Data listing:
<<<<

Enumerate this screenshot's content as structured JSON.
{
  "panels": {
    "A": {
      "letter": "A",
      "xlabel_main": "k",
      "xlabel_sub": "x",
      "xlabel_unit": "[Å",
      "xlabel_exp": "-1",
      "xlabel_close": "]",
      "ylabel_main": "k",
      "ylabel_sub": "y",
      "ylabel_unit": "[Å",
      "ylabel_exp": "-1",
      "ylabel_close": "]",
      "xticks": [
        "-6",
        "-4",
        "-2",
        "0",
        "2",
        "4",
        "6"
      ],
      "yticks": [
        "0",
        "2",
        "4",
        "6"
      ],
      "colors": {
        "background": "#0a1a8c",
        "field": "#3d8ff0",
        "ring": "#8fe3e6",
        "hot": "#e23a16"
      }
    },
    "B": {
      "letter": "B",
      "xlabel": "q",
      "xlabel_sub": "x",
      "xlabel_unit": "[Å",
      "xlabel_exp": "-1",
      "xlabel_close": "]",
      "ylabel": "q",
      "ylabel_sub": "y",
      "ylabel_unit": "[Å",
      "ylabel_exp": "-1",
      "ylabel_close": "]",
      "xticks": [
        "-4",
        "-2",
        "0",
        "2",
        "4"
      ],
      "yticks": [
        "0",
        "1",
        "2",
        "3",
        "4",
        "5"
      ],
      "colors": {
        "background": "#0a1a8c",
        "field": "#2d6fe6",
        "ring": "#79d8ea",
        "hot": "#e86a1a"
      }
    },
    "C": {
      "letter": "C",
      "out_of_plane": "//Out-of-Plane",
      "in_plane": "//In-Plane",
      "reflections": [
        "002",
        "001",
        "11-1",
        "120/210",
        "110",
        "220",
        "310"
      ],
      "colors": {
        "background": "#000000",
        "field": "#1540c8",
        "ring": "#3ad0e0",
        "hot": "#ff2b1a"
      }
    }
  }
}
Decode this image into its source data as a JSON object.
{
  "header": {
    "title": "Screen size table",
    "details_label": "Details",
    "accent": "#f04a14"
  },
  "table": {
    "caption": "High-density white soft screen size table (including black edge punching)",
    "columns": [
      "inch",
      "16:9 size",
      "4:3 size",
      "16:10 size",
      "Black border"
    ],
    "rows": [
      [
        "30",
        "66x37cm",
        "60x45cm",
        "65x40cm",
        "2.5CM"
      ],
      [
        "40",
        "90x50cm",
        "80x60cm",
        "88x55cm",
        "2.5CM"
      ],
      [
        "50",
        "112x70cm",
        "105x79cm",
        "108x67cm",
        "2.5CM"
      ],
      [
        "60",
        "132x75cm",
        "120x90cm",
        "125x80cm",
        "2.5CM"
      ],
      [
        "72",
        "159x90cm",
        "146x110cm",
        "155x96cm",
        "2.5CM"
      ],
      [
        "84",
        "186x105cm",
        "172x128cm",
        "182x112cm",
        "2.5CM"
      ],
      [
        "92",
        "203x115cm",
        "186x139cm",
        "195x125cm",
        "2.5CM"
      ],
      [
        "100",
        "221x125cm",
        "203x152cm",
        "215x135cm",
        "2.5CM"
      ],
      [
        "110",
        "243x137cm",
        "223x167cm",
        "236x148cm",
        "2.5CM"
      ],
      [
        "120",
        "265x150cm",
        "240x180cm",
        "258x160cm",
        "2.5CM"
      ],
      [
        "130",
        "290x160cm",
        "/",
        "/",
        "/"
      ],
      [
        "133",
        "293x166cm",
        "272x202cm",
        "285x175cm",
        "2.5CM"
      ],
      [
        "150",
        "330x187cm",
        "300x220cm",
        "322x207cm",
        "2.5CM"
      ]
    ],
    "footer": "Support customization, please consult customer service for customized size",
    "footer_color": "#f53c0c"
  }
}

>>>>

## Short exercise
Reproduce each entry word for word.

## Written answer
Enumerate this screenshot's content as structured JSON.
{
  "panels": {
    "A": {
      "letter": "A",
      "xlabel_main": "k",
      "xlabel_sub": "x",
      "xlabel_unit": "[Å",
      "xlabel_exp": "-1",
      "xlabel_close": "]",
      "ylabel_main": "k",
      "ylabel_sub": "y",
      "ylabel_unit": "[Å",
      "ylabel_exp": "-1",
      "ylabel_close": "]",
      "xticks": [
        "-6",
        "-4",
        "-2",
        "0",
        "2",
        "4",
        "6"
      ],
      "yticks": [
        "0",
        "2",
        "4",
        "6"
      ],
      "colors": {
        "background": "#0a1a8c",
        "field": "#3d8ff0",
        "ring": "#8fe3e6",
        "hot": "#e23a16"
      }
    },
    "B": {
      "letter": "B",
      "xlabel": "q",
      "xlabel_sub": "x",
      "xlabel_unit": "[Å",
      "xlabel_exp": "-1",
      "xlabel_close": "]",
      "ylabel": "q",
      "ylabel_sub": "y",
      "ylabel_unit": "[Å",
      "ylabel_exp": "-1",
      "ylabel_close": "]",
      "xticks": [
        "-4",
        "-2",
        "0",
        "2",
        "4"
      ],
      "yticks": [
        "0",
        "1",
        "2",
        "3",
        "4",
        "5"
      ],
      "colors": {
        "background": "#0a1a8c",
        "field": "#2d6fe6",
        "ring": "#79d8ea",
        "hot": "#e86a1a"
      }
    },
    "C": {
      "letter": "C",
      "out_of_plane": "//Out-of-Plane",
      "in_plane": "//In-Plane",
      "reflections": [
        "002",
        "001",
        "11-1",
        "120/210",
        "110",
        "220",
        "310"
      ],
      "colors": {
        "background": "#000000",
        "field": "#1540c8",
        "ring": "#3ad0e0",
        "hot": "#ff2b1a"
      }
    }
  }
}
Decode this image into its source data as a JSON object.
{
  "header": {
    "title": "Screen size table",
    "details_label": "Details",
    "accent": "#f04a14"
  },
  "table": {
    "caption": "High-density white soft screen size table (including black edge punching)",
    "columns": [
      "inch",
      "16:9 size",
      "4:3 size",
      "16:10 size",
      "Black border"
    ],
    "rows": [
      [
        "30",
        "66x37cm",
        "60x45cm",
        "65x40cm",
        "2.5CM"
      ],
      [
        "40",
        "90x50cm",
        "80x60cm",
        "88x55cm",
        "2.5CM"
      ],
      [
        "50",
        "112x70cm",
        "105x79cm",
        "108x67cm",
        "2.5CM"
      ],
      [
        "60",
        "132x75cm",
        "120x90cm",
        "125x80cm",
        "2.5CM"
      ],
      [
        "72",
        "159x90cm",
        "146x110cm",
        "155x96cm",
        "2.5CM"
      ],
      [
        "84",
        "186x105cm",
        "172x128cm",
        "182x112cm",
        "2.5CM"
      ],
      [
        "92",
        "203x115cm",
        "186x139cm",
        "195x125cm",
        "2.5CM"
      ],
      [
        "100",
        "221x125cm",
        "203x152cm",
        "215x135cm",
        "2.5CM"
      ],
      [
        "110",
        "243x137cm",
        "223x167cm",
        "236x148cm",
        "2.5CM"
      ],
      [
        "120",
        "265x150cm",
        "240x180cm",
        "258x160cm",
        "2.5CM"
      ],
      [
        "130",
        "290x160cm",
        "/",
        "/",
        "/"
      ],
      [
        "133",
        "293x166cm",
        "272x202cm",
        "285x175cm",
        "2.5CM"
      ],
      [
        "150",
        "330x187cm",
        "300x220cm",
        "322x207cm",
        "2.5CM"
      ]
    ],
    "footer": "Support customization, please consult customer service for customized size",
    "footer_color": "#f53c0c"
  }
}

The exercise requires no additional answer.